#### [Records provided]
* Begin *
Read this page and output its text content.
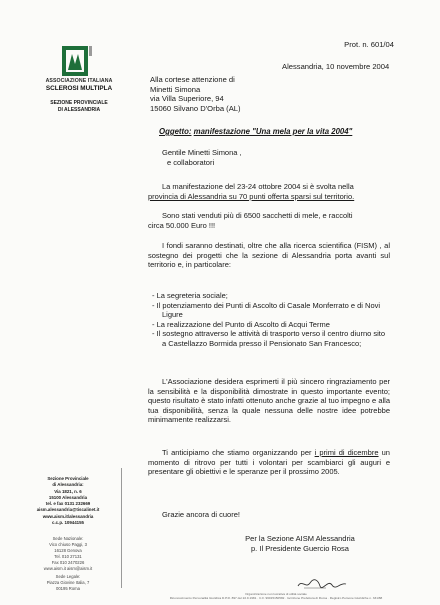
ASSOCIAZIONE ITALIANA
SCLEROSI MULTIPLA
SEZIONE PROVINCIALE
DI ALESSANDRIA
Prot. n. 601/04
Alessandria, 10 novembre 2004
Alla cortese attenzione di
Minetti Simona
via Villa Superiore, 94
15060 Silvano D'Orba (AL)
Oggetto: manifestazione "Una mela per la vita 2004"
Gentile Minetti Simona ,
e collaboratori
La manifestazione del 23-24 ottobre 2004 si è svolta nella
provincia di Alessandria su 70 punti offerta sparsi sul territorio.
Sono stati venduti più di 6500 sacchetti di mele, e raccolti
circa 50.000 Euro !!!
I fondi saranno destinati, oltre che alla ricerca scientifica (FISM) , al sostegno dei progetti che la sezione di Alessandria porta avanti sul territorio e, in particolare:
- La segreteria sociale;
- Il potenziamento dei Punti di Ascolto di Casale Monferrato e di Novi Ligure
- La realizzazione del Punto di Ascolto di Acqui Terme
- Il sostegno attraverso le attività di trasporto verso il centro diurno sito a Castellazzo Bormida presso il Pensionato San Francesco;
L'Associazione desidera esprimerti il più sincero ringraziamento per la sensibilità e la disponibilità dimostrate in questo importante evento; questo risultato è stato infatti ottenuto anche grazie al tuo impegno e alla tua disponibilità, senza la quale nessuna delle nostre idee potrebbe minimamente realizzarsi.
Ti anticipiamo che stiamo organizzando per i primi di dicembre un momento di ritrovo per tutti i volontari per scambiarci gli auguri e presentare gli obiettivi e le speranze per il prossimo 2005.
Grazie ancora di cuore!
Per la Sezione AISM Alessandria
p. Il Presidente Guercio Rosa
Sezione Provinciale
di Alessandria:
Via 1821, n. 6
15100 Alessandria
tel. e fax 0131 232669
aism.alessandria@tiscalinet.it
www.aism.it/alessandria
c.c.p. 10944155
Sede Nazionale:
Vico chiuso Paggi, 3
16128 Genova
Tel. 010 27131
Fax 010 2470226
www.aism.it aism@aism.it
Sede Legale:
Piazza Giovine Italia, 7
00195 Roma
Organizzazione non lucrativa di utilità sociale
Riconoscimento Personalità Giuridica D.P.R. 897 del 22.9.1981 · C.F. 96015150582 · Iscrizione Prefettura di Roma · Registro Persone Giuridiche n. 331/88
* End *
#### [Required work]
Copy the records exactly as they appear, excluding images.

#### [Task solution]
Read this page and output its text content.
ASSOCIAZIONE ITALIANA
SCLEROSI MULTIPLA
SEZIONE PROVINCIALE
DI ALESSANDRIA
Prot. n. 601/04
Alessandria, 10 novembre 2004
Alla cortese attenzione di
Minetti Simona
via Villa Superiore, 94
15060 Silvano D'Orba (AL)
Oggetto: manifestazione "Una mela per la vita 2004"
Gentile Minetti Simona ,
e collaboratori
La manifestazione del 23-24 ottobre 2004 si è svolta nella
provincia di Alessandria su 70 punti offerta sparsi sul territorio.
Sono stati venduti più di 6500 sacchetti di mele, e raccolti
circa 50.000 Euro !!!
I fondi saranno destinati, oltre che alla ricerca scientifica (FISM) , al sostegno dei progetti che la sezione di Alessandria porta avanti sul territorio e, in particolare:
- La segreteria sociale;
- Il potenziamento dei Punti di Ascolto di Casale Monferrato e di Novi Ligure
- La realizzazione del Punto di Ascolto di Acqui Terme
- Il sostegno attraverso le attività di trasporto verso il centro diurno sito a Castellazzo Bormida presso il Pensionato San Francesco;
L'Associazione desidera esprimerti il più sincero ringraziamento per la sensibilità e la disponibilità dimostrate in questo importante evento; questo risultato è stato infatti ottenuto anche grazie al tuo impegno e alla tua disponibilità, senza la quale nessuna delle nostre idee potrebbe minimamente realizzarsi.
Ti anticipiamo che stiamo organizzando per i primi di dicembre un momento di ritrovo per tutti i volontari per scambiarci gli auguri e presentare gli obiettivi e le speranze per il prossimo 2005.
Grazie ancora di cuore!
Per la Sezione AISM Alessandria
p. Il Presidente Guercio Rosa
Sezione Provinciale
di Alessandria:
Via 1821, n. 6
15100 Alessandria
tel. e fax 0131 232669
aism.alessandria@tiscalinet.it
www.aism.it/alessandria
c.c.p. 10944155
Sede Nazionale:
Vico chiuso Paggi, 3
16128 Genova
Tel. 010 27131
Fax 010 2470226
www.aism.it aism@aism.it
Sede Legale:
Piazza Giovine Italia, 7
00195 Roma
Organizzazione non lucrativa di utilità sociale
Riconoscimento Personalità Giuridica D.P.R. 897 del 22.9.1981 · C.F. 96015150582 · Iscrizione Prefettura di Roma · Registro Persone Giuridiche n. 331/88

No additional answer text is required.